Figure dataset records
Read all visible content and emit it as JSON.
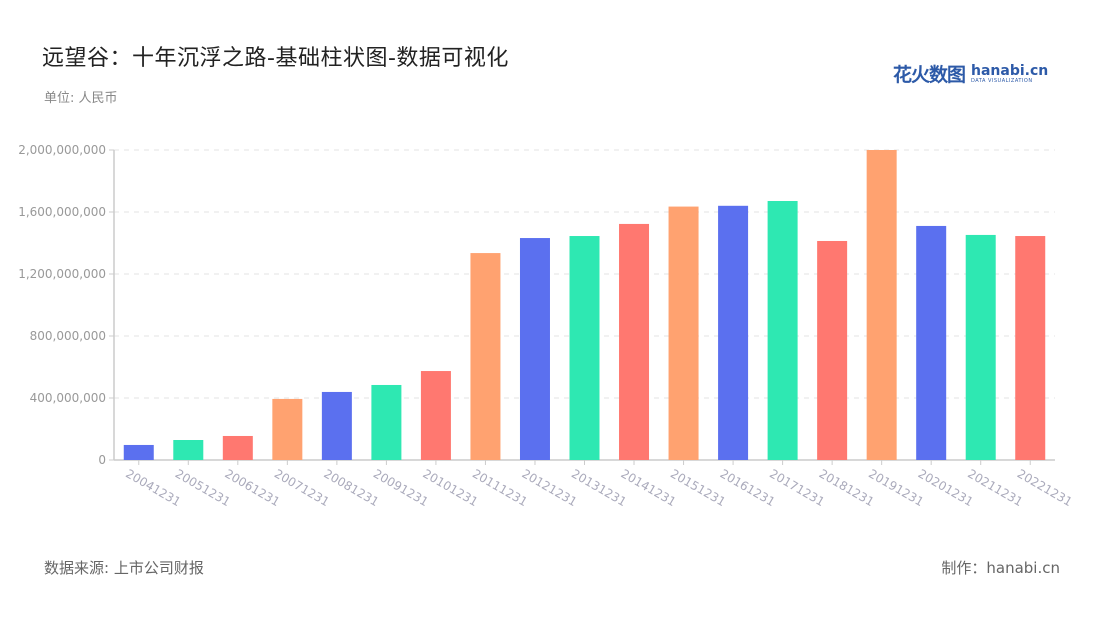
{
  "header": {
    "title": "远望谷：十年沉浮之路-基础柱状图-数据可视化",
    "unit": "单位: 人民币"
  },
  "logo": {
    "cn": "花火数图",
    "en": "hanabi.cn",
    "sub": "DATA VISUALIZATION"
  },
  "footer": {
    "source": "数据来源: 上市公司财报",
    "credit": "制作：hanabi.cn"
  },
  "colors": [
    "#5b70ef",
    "#2ee8b2",
    "#ff7870",
    "#ffa270"
  ],
  "chart_data": {
    "type": "bar",
    "title": "远望谷：十年沉浮之路-基础柱状图-数据可视化",
    "subtitle": "单位: 人民币",
    "xlabel": "",
    "ylabel": "",
    "ylim": [
      0,
      2000000000
    ],
    "yticks": [
      0,
      400000000,
      800000000,
      1200000000,
      1600000000,
      2000000000
    ],
    "ytick_labels": [
      "0",
      "400,000,000",
      "800,000,000",
      "1,200,000,000",
      "1,600,000,000",
      "2,000,000,000"
    ],
    "grid": true,
    "legend": "none",
    "categories": [
      "20041231",
      "20051231",
      "20061231",
      "20071231",
      "20081231",
      "20091231",
      "20101231",
      "20111231",
      "20121231",
      "20131231",
      "20141231",
      "20151231",
      "20161231",
      "20171231",
      "20181231",
      "20191231",
      "20201231",
      "20211231",
      "20221231"
    ],
    "values": [
      97000000,
      129000000,
      155000000,
      394000000,
      439000000,
      484000000,
      574000000,
      1335000000,
      1432000000,
      1445000000,
      1523000000,
      1635000000,
      1640000000,
      1671000000,
      1413000000,
      2000000000,
      1510000000,
      1452000000,
      1445000000
    ]
  }
}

■ Instruction ■
Transcribe every entry word for word, but omit the pictures.

■ Solution to the exercise ■
Read all visible content and emit it as JSON.
{
  "header": {
    "title": "远望谷：十年沉浮之路-基础柱状图-数据可视化",
    "unit": "单位: 人民币"
  },
  "logo": {
    "cn": "花火数图",
    "en": "hanabi.cn",
    "sub": "DATA VISUALIZATION"
  },
  "footer": {
    "source": "数据来源: 上市公司财报",
    "credit": "制作：hanabi.cn"
  },
  "colors": [
    "#5b70ef",
    "#2ee8b2",
    "#ff7870",
    "#ffa270"
  ],
  "chart_data": {
    "type": "bar",
    "title": "远望谷：十年沉浮之路-基础柱状图-数据可视化",
    "subtitle": "单位: 人民币",
    "xlabel": "",
    "ylabel": "",
    "ylim": [
      0,
      2000000000
    ],
    "yticks": [
      0,
      400000000,
      800000000,
      1200000000,
      1600000000,
      2000000000
    ],
    "ytick_labels": [
      "0",
      "400,000,000",
      "800,000,000",
      "1,200,000,000",
      "1,600,000,000",
      "2,000,000,000"
    ],
    "grid": true,
    "legend": "none",
    "categories": [
      "20041231",
      "20051231",
      "20061231",
      "20071231",
      "20081231",
      "20091231",
      "20101231",
      "20111231",
      "20121231",
      "20131231",
      "20141231",
      "20151231",
      "20161231",
      "20171231",
      "20181231",
      "20191231",
      "20201231",
      "20211231",
      "20221231"
    ],
    "values": [
      97000000,
      129000000,
      155000000,
      394000000,
      439000000,
      484000000,
      574000000,
      1335000000,
      1432000000,
      1445000000,
      1523000000,
      1635000000,
      1640000000,
      1671000000,
      1413000000,
      2000000000,
      1510000000,
      1452000000,
      1445000000
    ]
  }
}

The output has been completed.